## INSTRUCTIONS TO FOLLOW
Find how many lines in the data below mention "roll". Give the number only.

## DATASET EXCERPTS
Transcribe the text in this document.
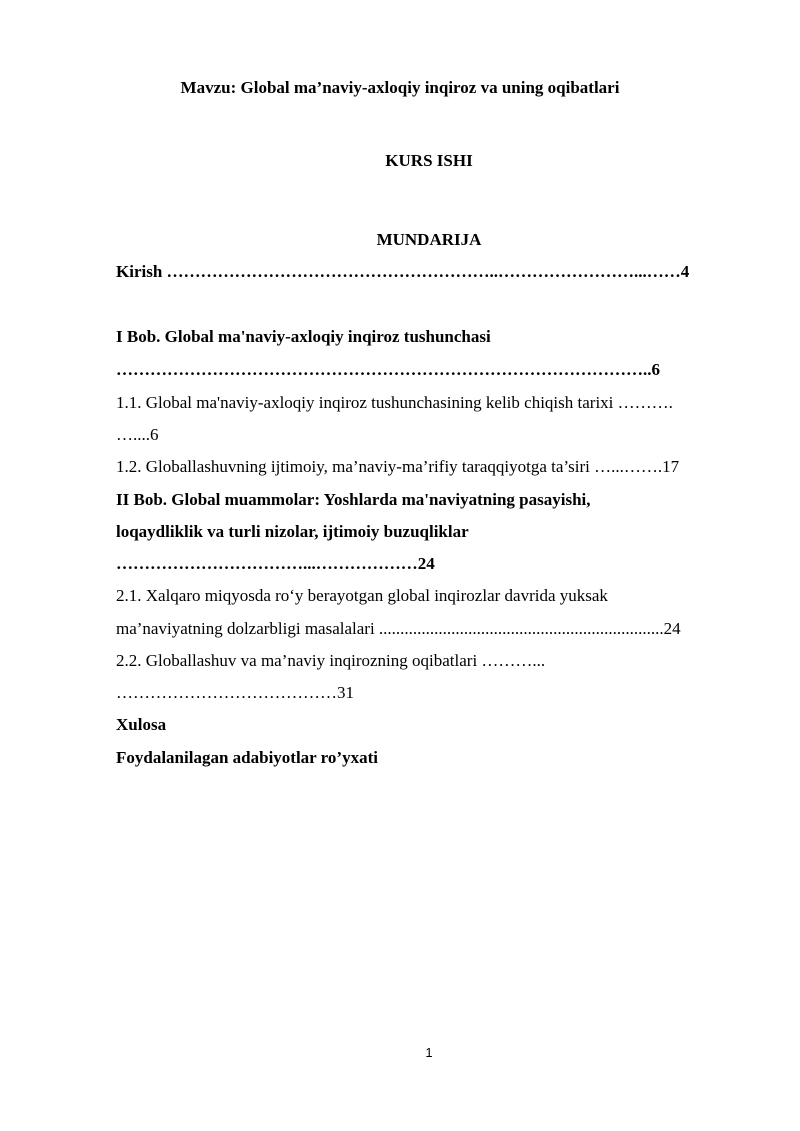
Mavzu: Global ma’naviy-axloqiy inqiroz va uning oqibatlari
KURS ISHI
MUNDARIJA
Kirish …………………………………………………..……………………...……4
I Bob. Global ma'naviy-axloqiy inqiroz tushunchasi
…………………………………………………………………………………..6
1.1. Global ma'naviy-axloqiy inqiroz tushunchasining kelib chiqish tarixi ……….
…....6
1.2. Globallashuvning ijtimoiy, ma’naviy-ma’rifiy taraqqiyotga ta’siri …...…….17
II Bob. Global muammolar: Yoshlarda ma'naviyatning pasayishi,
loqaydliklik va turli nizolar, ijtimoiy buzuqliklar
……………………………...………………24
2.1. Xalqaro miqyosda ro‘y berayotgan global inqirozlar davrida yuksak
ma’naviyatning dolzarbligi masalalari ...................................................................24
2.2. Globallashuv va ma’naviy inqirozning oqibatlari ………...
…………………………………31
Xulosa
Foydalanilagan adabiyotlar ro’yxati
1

...

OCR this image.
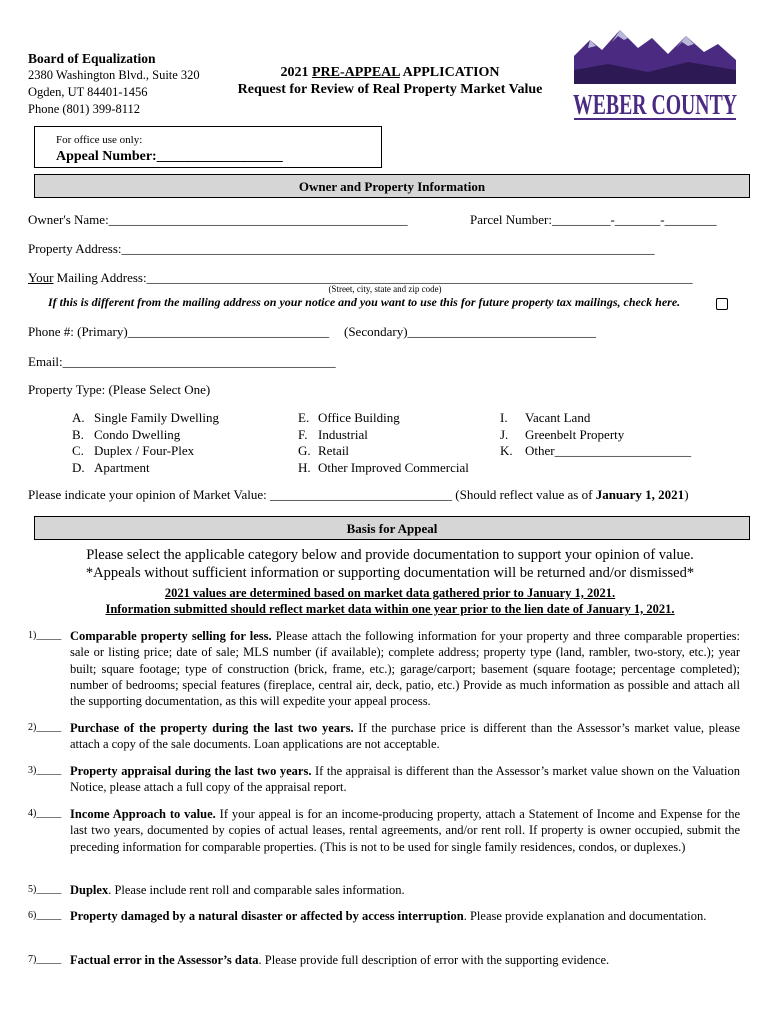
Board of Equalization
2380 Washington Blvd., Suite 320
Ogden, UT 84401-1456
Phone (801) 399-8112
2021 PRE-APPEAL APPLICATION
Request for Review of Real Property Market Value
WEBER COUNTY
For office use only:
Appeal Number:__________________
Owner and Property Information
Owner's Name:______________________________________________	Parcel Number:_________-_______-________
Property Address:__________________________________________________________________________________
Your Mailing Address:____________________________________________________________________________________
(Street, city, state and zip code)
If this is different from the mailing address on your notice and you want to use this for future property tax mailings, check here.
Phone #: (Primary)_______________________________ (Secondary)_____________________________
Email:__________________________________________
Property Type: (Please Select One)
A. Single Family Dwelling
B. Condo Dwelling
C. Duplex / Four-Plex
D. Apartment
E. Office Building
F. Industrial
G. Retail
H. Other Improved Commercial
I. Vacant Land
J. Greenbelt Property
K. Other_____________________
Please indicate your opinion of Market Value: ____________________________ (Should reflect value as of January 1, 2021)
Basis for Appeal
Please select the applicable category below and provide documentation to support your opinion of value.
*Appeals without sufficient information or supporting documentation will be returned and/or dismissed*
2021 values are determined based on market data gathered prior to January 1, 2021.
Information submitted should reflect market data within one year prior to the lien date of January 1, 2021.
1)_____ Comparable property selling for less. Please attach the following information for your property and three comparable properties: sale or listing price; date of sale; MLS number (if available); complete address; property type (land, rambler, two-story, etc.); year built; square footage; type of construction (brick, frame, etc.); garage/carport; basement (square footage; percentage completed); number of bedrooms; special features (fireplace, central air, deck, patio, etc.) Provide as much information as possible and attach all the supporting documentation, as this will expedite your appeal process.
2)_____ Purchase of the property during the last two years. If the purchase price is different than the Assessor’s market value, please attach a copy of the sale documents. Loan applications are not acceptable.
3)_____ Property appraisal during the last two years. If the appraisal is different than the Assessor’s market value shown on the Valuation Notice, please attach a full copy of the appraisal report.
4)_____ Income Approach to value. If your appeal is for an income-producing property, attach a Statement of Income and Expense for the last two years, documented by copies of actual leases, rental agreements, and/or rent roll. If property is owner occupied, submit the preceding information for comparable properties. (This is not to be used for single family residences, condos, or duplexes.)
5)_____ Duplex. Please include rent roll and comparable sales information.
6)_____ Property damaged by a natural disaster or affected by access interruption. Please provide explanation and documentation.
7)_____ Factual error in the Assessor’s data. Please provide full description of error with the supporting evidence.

## TASK SOLUTION
2